[TASKS TO COMPLETE]
1) Set down the part of the nanofiller composition passage that begins at the words "The present invention provides a cross-linkable" and stops after the words "free radical initiator.", keeping every word and mark unchanged.
2) In the nanofiller composition passage, what does the composition preferably further comprise?
3) Which density grades of polyethylene does the nanofiller composition passage name as suitable ethylene (co)polymers?

A requirement accordingly exists for a nanofiller composition or nanocomposite containing thermoplastic polymers which has improved properties so that the products made from these compositions perform well, particularly at temperatures above ambient and/or in difficult environments such as exposure to chemicals, solvents, oils, fuels or short circuits.
The present invention provides a cross-linkable and/or cross-linked nanofiller composition which comprises a cross-linkable and/or cross-linked ethylene (co)polymer and an intercalated nanofiller.
Preferably, the composition further comprises an organic silane grafted to the ethylene (co)polymer and/or intercalated into the nanofiller.
The present invention also provides a process for preparing a cross-linkable and/or cross-linked nanofiller composition which comprises either:
In another aspect of the process, the ethylene (co)polymer and/or nanofiller are subjected to grafting either before, during or after the mixing and delaminating and/or exfoliating step(s). The grafting preferably involves treating the ethylene (co)polymer and/or nanofiller with an organic silane which is then grafted onto the (co)polymer and/or intercalated into the nanofiller using a free radical initiator.
The present invention further provides an article which is wholly or partly composed of the nanofiller composition defined above.
In a further aspect, the present invention provides a process for preparing the article defined above which comprises either:
Suitable ethylene (co)polymers include polyethylene and ethylene based alkene or alphaolefin copolymers, for example, high density polyethylene (HDPE), medium density polyethylene (MDPE), linear low density polyethylene (LLDPE), low density polyethylene (LDPE), very low density polyethylene (VLDPE), and ultra low density polyethylene (ULDPE); ethylene hexene copolymers and ethylene octene copolymers; butylene (co)polymers such as polybutylene and polyisobutylene; ethylene-propylene copolymers (EPM); ethylene-propylene-diene terpolymers (EPDM); ethylene-butylene copolymers (EBM) and terpolymers (EBDM); ethylene-vinylsilane (co)polymers; copolymers or terpolymers of ethylene with acrylic acid (EA) or ethylene with ethylene acrylate and acrylic acid (EAA) or methacrylic acid (EMA); and copolymers of ethylene with ethylacrylate (EEA), butyl-acrylate (EBA) or vinyl acetate (EVA). It will be appreciated that these ethylene (co)polymers may also be in the form of metallocene catalyst (co)polymers.

[DATA SECTION]
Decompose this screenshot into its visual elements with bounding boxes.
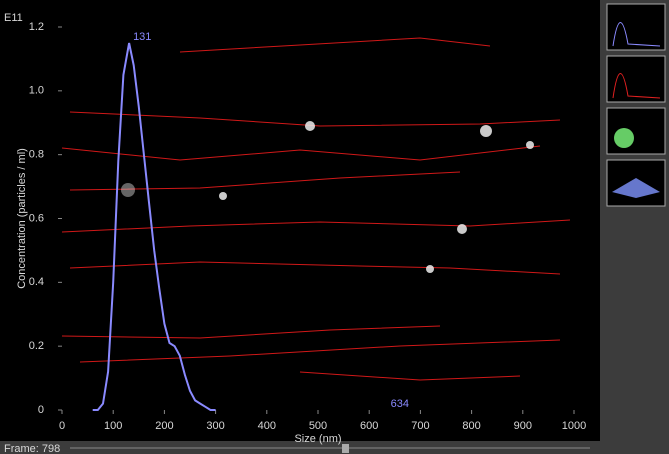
particle [219, 192, 227, 200]
annotation: 131 [133, 31, 151, 43]
y-tick-label: 0.8 [29, 149, 44, 161]
particle [480, 125, 492, 137]
x-tick-label: 900 [514, 420, 532, 432]
frame-label: Frame: 798 [4, 443, 60, 454]
y-axis-label: Concentration (particles / ml) [16, 148, 28, 289]
x-tick-label: 800 [462, 420, 480, 432]
slider-thumb[interactable] [342, 444, 349, 453]
y-tick-label: 0.2 [29, 340, 44, 352]
annotation: 634 [391, 398, 409, 410]
particle [305, 121, 315, 131]
x-tick-label: 1000 [562, 420, 586, 432]
y-tick-label: 0 [38, 404, 44, 416]
x-tick-label: 0 [59, 420, 65, 432]
x-tick-label: 600 [360, 420, 378, 432]
thumbnail[interactable] [607, 4, 665, 50]
x-tick-label: 500 [309, 420, 327, 432]
thumbnail[interactable] [607, 56, 665, 102]
y-tick-label: 1.0 [29, 85, 44, 97]
x-tick-label: 300 [206, 420, 224, 432]
screen: Frame: 798 E11 0 0.2 0.4 0.6 0.8 1.0 1.2 0 100 20… [0, 0, 669, 454]
x-tick-label: 700 [411, 420, 429, 432]
x-tick-label: 200 [155, 420, 173, 432]
thumbnail-scatter [614, 128, 634, 148]
thumbnail[interactable] [607, 108, 665, 154]
y-tick-label: 0.4 [29, 276, 44, 288]
video-background [0, 0, 669, 454]
particle [121, 183, 135, 197]
particle [457, 224, 467, 234]
x-tick-label: 100 [104, 420, 122, 432]
x-axis-label: Size (nm) [294, 433, 341, 445]
x-tick-label: 400 [258, 420, 276, 432]
y-tick-label: 1.2 [29, 21, 44, 33]
particle [426, 265, 434, 273]
particle [526, 141, 534, 149]
well-label: E11 [4, 12, 23, 24]
y-tick-label: 0.6 [29, 212, 44, 224]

[EXPECTED OUTPUTS]
1)
The present invention provides a cross-linkable and/or cross-linked nanofiller composition which comprises a cross-linkable and/or cross-linked ethylene (co)polymer and an intercalated nanofiller.
Preferably, the composition further comprises an organic silane grafted to the ethylene (co)polymer and/or intercalated into the nanofiller.
The present invention also provides a process for preparing a cross-linkable and/or cross-linked nanofiller composition which comprises either:
In another aspect of the process, the ethylene (co)polymer and/or nanofiller are subjected to grafting either before, during or after the mixing and delaminating and/or exfoliating step(s). The grafting preferably involves treating the ethylene (co)polymer and/or nanofiller with an organic silane which is then grafted onto the (co)polymer and/or intercalated into the nanofiller using a free radical initiator.

2) An organic silane grafted to the ethylene (co)polymer and/or intercalated into the nanofiller.

3)
- High density polyethylene (HDPE)
- Medium density polyethylene (MDPE)
- Linear low density polyethylene (LLDPE)
- Low density polyethylene (LDPE)
- Very low density polyethylene (VLDPE)
- Ultra low density polyethylene (ULDPE)